Restate, word for word, all of the material shown below.
## START ROWS
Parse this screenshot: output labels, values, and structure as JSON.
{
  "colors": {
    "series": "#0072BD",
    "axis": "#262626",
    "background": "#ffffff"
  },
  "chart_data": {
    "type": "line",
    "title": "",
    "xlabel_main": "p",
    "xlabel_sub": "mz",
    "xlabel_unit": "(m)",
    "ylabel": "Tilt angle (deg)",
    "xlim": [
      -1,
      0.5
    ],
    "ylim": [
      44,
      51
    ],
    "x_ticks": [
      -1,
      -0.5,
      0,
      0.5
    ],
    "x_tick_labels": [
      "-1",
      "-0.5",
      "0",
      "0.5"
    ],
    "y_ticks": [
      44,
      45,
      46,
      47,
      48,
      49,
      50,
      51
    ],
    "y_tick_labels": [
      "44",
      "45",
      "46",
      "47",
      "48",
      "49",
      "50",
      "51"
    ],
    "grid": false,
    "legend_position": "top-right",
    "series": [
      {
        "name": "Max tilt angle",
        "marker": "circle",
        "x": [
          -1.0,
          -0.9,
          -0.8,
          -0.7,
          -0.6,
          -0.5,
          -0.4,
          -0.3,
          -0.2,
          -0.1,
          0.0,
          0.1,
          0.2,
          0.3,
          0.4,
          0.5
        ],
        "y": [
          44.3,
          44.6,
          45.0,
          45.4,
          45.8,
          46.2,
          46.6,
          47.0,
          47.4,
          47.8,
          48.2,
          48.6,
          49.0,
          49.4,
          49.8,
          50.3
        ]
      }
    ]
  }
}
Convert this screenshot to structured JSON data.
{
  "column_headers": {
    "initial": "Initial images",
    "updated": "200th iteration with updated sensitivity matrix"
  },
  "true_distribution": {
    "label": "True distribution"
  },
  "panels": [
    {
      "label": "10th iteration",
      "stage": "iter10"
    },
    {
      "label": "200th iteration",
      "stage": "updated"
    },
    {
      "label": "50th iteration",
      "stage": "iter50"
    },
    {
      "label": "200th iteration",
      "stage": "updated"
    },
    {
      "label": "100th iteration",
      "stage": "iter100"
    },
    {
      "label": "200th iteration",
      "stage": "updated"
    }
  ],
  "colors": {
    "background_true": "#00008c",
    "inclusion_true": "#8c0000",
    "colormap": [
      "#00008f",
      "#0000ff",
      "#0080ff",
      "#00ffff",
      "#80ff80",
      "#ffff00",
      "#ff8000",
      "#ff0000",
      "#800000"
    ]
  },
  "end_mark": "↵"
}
## END ROWS
# [SOLUTION TO THIS PROBLEM]
Parse this screenshot: output labels, values, and structure as JSON.
{
  "colors": {
    "series": "#0072BD",
    "axis": "#262626",
    "background": "#ffffff"
  },
  "chart_data": {
    "type": "line",
    "title": "",
    "xlabel_main": "p",
    "xlabel_sub": "mz",
    "xlabel_unit": "(m)",
    "ylabel": "Tilt angle (deg)",
    "xlim": [
      -1,
      0.5
    ],
    "ylim": [
      44,
      51
    ],
    "x_ticks": [
      -1,
      -0.5,
      0,
      0.5
    ],
    "x_tick_labels": [
      "-1",
      "-0.5",
      "0",
      "0.5"
    ],
    "y_ticks": [
      44,
      45,
      46,
      47,
      48,
      49,
      50,
      51
    ],
    "y_tick_labels": [
      "44",
      "45",
      "46",
      "47",
      "48",
      "49",
      "50",
      "51"
    ],
    "grid": false,
    "legend_position": "top-right",
    "series": [
      {
        "name": "Max tilt angle",
        "marker": "circle",
        "x": [
          -1.0,
          -0.9,
          -0.8,
          -0.7,
          -0.6,
          -0.5,
          -0.4,
          -0.3,
          -0.2,
          -0.1,
          0.0,
          0.1,
          0.2,
          0.3,
          0.4,
          0.5
        ],
        "y": [
          44.3,
          44.6,
          45.0,
          45.4,
          45.8,
          46.2,
          46.6,
          47.0,
          47.4,
          47.8,
          48.2,
          48.6,
          49.0,
          49.4,
          49.8,
          50.3
        ]
      }
    ]
  }
}
Convert this screenshot to structured JSON data.
{
  "column_headers": {
    "initial": "Initial images",
    "updated": "200th iteration with updated sensitivity matrix"
  },
  "true_distribution": {
    "label": "True distribution"
  },
  "panels": [
    {
      "label": "10th iteration",
      "stage": "iter10"
    },
    {
      "label": "200th iteration",
      "stage": "updated"
    },
    {
      "label": "50th iteration",
      "stage": "iter50"
    },
    {
      "label": "200th iteration",
      "stage": "updated"
    },
    {
      "label": "100th iteration",
      "stage": "iter100"
    },
    {
      "label": "200th iteration",
      "stage": "updated"
    }
  ],
  "colors": {
    "background_true": "#00008c",
    "inclusion_true": "#8c0000",
    "colormap": [
      "#00008f",
      "#0000ff",
      "#0080ff",
      "#00ffff",
      "#80ff80",
      "#ffff00",
      "#ff8000",
      "#ff0000",
      "#800000"
    ]
  },
  "end_mark": "↵"
}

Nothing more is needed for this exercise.